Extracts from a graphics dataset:

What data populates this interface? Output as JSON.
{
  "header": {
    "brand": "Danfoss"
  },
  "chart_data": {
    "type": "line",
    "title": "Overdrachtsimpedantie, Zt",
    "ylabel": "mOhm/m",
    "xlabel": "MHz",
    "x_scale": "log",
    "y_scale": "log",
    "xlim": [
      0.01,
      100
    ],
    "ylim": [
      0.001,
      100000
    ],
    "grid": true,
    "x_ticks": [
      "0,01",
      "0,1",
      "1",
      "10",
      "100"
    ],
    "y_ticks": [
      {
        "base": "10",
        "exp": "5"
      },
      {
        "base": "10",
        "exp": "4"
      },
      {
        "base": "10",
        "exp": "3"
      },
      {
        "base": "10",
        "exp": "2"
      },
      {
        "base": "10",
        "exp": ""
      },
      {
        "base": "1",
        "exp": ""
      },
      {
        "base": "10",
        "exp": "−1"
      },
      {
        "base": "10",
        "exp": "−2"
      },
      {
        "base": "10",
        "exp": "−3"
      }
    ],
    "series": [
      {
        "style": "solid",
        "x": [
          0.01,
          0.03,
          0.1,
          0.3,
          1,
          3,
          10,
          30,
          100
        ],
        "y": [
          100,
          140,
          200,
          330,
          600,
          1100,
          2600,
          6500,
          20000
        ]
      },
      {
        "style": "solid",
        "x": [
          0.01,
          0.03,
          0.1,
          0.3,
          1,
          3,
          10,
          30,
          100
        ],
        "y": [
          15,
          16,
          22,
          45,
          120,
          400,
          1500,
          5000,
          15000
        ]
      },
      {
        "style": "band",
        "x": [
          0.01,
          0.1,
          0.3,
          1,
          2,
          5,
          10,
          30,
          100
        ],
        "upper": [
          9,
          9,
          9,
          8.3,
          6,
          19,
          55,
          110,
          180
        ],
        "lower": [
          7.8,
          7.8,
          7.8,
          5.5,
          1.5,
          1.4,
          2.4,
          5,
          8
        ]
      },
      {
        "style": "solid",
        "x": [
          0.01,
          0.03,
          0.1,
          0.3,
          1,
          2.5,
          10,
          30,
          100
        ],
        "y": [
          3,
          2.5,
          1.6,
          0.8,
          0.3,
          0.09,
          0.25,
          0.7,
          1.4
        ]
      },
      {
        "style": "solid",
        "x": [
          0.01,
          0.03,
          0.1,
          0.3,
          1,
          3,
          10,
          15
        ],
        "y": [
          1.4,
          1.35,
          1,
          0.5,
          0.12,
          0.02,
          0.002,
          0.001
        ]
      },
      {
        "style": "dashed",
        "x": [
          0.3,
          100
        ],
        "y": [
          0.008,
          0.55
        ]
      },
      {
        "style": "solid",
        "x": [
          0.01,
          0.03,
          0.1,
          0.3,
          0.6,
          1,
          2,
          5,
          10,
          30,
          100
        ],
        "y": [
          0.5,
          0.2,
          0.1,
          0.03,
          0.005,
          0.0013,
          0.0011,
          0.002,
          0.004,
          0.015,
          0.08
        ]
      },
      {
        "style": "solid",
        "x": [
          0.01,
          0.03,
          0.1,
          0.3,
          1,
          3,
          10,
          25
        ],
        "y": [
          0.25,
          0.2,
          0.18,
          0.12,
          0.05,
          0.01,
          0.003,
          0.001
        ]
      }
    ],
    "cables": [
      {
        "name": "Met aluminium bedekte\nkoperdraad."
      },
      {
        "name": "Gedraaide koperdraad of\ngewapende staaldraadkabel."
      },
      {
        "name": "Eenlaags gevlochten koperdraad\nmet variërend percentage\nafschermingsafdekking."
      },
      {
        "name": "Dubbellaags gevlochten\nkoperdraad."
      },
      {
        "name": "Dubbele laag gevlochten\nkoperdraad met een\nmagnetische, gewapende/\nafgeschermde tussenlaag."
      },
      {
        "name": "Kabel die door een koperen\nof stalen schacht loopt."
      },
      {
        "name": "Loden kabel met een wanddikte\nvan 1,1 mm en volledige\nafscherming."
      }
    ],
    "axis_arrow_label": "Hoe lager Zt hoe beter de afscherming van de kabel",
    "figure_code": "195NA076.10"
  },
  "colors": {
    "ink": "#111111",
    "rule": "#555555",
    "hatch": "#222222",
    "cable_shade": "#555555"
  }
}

Problem requirements:
Extract all of the material exactly as it is written.

Task response:
What data populates this interface? Output as JSON.
{
  "header": {
    "brand": "Danfoss"
  },
  "chart_data": {
    "type": "line",
    "title": "Overdrachtsimpedantie, Zt",
    "ylabel": "mOhm/m",
    "xlabel": "MHz",
    "x_scale": "log",
    "y_scale": "log",
    "xlim": [
      0.01,
      100
    ],
    "ylim": [
      0.001,
      100000
    ],
    "grid": true,
    "x_ticks": [
      "0,01",
      "0,1",
      "1",
      "10",
      "100"
    ],
    "y_ticks": [
      {
        "base": "10",
        "exp": "5"
      },
      {
        "base": "10",
        "exp": "4"
      },
      {
        "base": "10",
        "exp": "3"
      },
      {
        "base": "10",
        "exp": "2"
      },
      {
        "base": "10",
        "exp": ""
      },
      {
        "base": "1",
        "exp": ""
      },
      {
        "base": "10",
        "exp": "−1"
      },
      {
        "base": "10",
        "exp": "−2"
      },
      {
        "base": "10",
        "exp": "−3"
      }
    ],
    "series": [
      {
        "style": "solid",
        "x": [
          0.01,
          0.03,
          0.1,
          0.3,
          1,
          3,
          10,
          30,
          100
        ],
        "y": [
          100,
          140,
          200,
          330,
          600,
          1100,
          2600,
          6500,
          20000
        ]
      },
      {
        "style": "solid",
        "x": [
          0.01,
          0.03,
          0.1,
          0.3,
          1,
          3,
          10,
          30,
          100
        ],
        "y": [
          15,
          16,
          22,
          45,
          120,
          400,
          1500,
          5000,
          15000
        ]
      },
      {
        "style": "band",
        "x": [
          0.01,
          0.1,
          0.3,
          1,
          2,
          5,
          10,
          30,
          100
        ],
        "upper": [
          9,
          9,
          9,
          8.3,
          6,
          19,
          55,
          110,
          180
        ],
        "lower": [
          7.8,
          7.8,
          7.8,
          5.5,
          1.5,
          1.4,
          2.4,
          5,
          8
        ]
      },
      {
        "style": "solid",
        "x": [
          0.01,
          0.03,
          0.1,
          0.3,
          1,
          2.5,
          10,
          30,
          100
        ],
        "y": [
          3,
          2.5,
          1.6,
          0.8,
          0.3,
          0.09,
          0.25,
          0.7,
          1.4
        ]
      },
      {
        "style": "solid",
        "x": [
          0.01,
          0.03,
          0.1,
          0.3,
          1,
          3,
          10,
          15
        ],
        "y": [
          1.4,
          1.35,
          1,
          0.5,
          0.12,
          0.02,
          0.002,
          0.001
        ]
      },
      {
        "style": "dashed",
        "x": [
          0.3,
          100
        ],
        "y": [
          0.008,
          0.55
        ]
      },
      {
        "style": "solid",
        "x": [
          0.01,
          0.03,
          0.1,
          0.3,
          0.6,
          1,
          2,
          5,
          10,
          30,
          100
        ],
        "y": [
          0.5,
          0.2,
          0.1,
          0.03,
          0.005,
          0.0013,
          0.0011,
          0.002,
          0.004,
          0.015,
          0.08
        ]
      },
      {
        "style": "solid",
        "x": [
          0.01,
          0.03,
          0.1,
          0.3,
          1,
          3,
          10,
          25
        ],
        "y": [
          0.25,
          0.2,
          0.18,
          0.12,
          0.05,
          0.01,
          0.003,
          0.001
        ]
      }
    ],
    "cables": [
      {
        "name": "Met aluminium bedekte\nkoperdraad."
      },
      {
        "name": "Gedraaide koperdraad of\ngewapende staaldraadkabel."
      },
      {
        "name": "Eenlaags gevlochten koperdraad\nmet variërend percentage\nafschermingsafdekking."
      },
      {
        "name": "Dubbellaags gevlochten\nkoperdraad."
      },
      {
        "name": "Dubbele laag gevlochten\nkoperdraad met een\nmagnetische, gewapende/\nafgeschermde tussenlaag."
      },
      {
        "name": "Kabel die door een koperen\nof stalen schacht loopt."
      },
      {
        "name": "Loden kabel met een wanddikte\nvan 1,1 mm en volledige\nafscherming."
      }
    ],
    "axis_arrow_label": "Hoe lager Zt hoe beter de afscherming van de kabel",
    "figure_code": "195NA076.10"
  },
  "colors": {
    "ink": "#111111",
    "rule": "#555555",
    "hatch": "#222222",
    "cable_shade": "#555555"
  }
}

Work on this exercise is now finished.